- _What needs to be done_: Lines containing the string "الصلاة" are to be counted; report only how many there are.

- _Records to use_:

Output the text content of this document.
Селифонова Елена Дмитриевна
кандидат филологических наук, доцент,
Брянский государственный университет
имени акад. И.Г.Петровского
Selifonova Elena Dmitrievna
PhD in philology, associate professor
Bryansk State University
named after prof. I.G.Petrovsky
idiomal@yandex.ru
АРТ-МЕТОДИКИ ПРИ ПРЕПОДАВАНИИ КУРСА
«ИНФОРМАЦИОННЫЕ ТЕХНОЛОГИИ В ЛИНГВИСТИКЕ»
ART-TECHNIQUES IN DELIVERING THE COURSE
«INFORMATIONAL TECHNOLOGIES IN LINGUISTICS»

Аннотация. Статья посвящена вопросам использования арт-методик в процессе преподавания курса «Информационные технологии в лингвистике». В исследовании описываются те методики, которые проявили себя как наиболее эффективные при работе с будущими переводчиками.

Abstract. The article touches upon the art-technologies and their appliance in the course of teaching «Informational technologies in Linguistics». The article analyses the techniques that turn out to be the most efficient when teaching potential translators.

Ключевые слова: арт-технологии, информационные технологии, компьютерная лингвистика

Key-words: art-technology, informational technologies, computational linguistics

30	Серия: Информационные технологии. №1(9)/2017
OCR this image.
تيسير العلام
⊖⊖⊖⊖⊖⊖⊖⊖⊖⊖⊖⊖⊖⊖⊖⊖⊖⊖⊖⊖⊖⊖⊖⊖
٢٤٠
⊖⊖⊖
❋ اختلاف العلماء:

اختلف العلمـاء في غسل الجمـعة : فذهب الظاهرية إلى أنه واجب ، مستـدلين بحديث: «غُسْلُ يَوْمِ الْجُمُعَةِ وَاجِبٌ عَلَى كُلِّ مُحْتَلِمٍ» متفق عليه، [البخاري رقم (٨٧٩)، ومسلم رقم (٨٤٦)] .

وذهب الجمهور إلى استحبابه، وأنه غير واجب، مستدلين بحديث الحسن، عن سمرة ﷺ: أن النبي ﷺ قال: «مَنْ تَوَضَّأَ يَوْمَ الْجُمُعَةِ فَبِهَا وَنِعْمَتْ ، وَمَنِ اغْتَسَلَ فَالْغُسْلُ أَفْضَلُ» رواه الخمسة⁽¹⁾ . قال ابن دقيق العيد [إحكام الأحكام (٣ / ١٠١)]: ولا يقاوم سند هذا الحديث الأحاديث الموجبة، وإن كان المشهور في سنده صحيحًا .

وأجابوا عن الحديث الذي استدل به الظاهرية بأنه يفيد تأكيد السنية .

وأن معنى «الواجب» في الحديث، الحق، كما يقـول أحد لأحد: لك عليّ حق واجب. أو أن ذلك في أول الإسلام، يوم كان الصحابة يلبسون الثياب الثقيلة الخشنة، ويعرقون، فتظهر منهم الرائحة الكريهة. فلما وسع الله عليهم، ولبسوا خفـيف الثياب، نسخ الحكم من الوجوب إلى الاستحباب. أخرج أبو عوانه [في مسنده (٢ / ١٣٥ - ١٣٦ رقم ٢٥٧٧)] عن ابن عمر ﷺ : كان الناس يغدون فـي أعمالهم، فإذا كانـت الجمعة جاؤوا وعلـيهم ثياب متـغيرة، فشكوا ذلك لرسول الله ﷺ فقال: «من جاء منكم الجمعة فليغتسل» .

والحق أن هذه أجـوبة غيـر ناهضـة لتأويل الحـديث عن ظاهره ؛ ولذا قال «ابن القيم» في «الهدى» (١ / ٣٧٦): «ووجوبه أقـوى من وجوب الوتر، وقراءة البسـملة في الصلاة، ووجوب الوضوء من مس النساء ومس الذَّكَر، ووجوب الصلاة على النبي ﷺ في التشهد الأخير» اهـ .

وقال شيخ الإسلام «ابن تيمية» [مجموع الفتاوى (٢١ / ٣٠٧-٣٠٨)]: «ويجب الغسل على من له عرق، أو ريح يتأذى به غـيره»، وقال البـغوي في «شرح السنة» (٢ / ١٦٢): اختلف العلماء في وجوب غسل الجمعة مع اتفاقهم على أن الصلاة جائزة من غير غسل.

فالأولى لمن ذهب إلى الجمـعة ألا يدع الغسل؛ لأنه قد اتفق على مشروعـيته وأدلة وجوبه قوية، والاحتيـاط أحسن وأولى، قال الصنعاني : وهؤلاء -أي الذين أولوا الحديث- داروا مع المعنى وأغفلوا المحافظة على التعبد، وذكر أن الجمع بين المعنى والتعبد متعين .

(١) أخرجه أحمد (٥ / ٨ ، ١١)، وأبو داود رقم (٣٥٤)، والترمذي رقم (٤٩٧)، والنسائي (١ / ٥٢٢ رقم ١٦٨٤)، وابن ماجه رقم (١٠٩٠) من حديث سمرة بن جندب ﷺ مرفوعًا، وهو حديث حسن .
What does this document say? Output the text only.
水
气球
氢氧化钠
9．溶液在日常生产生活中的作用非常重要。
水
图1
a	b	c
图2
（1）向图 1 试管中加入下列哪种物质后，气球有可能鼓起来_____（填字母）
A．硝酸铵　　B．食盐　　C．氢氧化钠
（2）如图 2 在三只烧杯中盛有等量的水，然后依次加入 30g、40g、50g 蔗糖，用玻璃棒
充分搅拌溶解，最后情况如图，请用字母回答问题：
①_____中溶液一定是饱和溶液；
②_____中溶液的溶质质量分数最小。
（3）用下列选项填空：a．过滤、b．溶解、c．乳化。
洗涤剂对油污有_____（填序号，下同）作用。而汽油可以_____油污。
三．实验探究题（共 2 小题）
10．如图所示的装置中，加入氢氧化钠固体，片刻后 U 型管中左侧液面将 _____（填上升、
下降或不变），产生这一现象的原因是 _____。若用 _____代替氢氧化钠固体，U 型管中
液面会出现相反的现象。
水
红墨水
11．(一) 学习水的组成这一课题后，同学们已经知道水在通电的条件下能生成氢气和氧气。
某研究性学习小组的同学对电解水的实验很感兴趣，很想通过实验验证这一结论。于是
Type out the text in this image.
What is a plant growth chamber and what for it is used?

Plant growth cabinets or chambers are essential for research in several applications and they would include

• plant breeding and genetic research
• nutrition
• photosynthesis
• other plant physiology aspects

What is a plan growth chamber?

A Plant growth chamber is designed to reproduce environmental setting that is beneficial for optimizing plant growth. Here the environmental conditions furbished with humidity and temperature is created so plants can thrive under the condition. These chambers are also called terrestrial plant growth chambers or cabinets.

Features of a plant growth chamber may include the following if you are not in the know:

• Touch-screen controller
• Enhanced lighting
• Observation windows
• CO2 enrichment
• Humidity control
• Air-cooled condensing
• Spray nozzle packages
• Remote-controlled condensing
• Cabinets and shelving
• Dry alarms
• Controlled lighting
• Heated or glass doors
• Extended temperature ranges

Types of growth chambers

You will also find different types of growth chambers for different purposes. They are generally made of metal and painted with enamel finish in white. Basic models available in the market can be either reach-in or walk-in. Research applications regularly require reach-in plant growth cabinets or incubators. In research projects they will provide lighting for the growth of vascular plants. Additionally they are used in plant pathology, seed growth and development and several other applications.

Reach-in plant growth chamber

- _Reply_: 2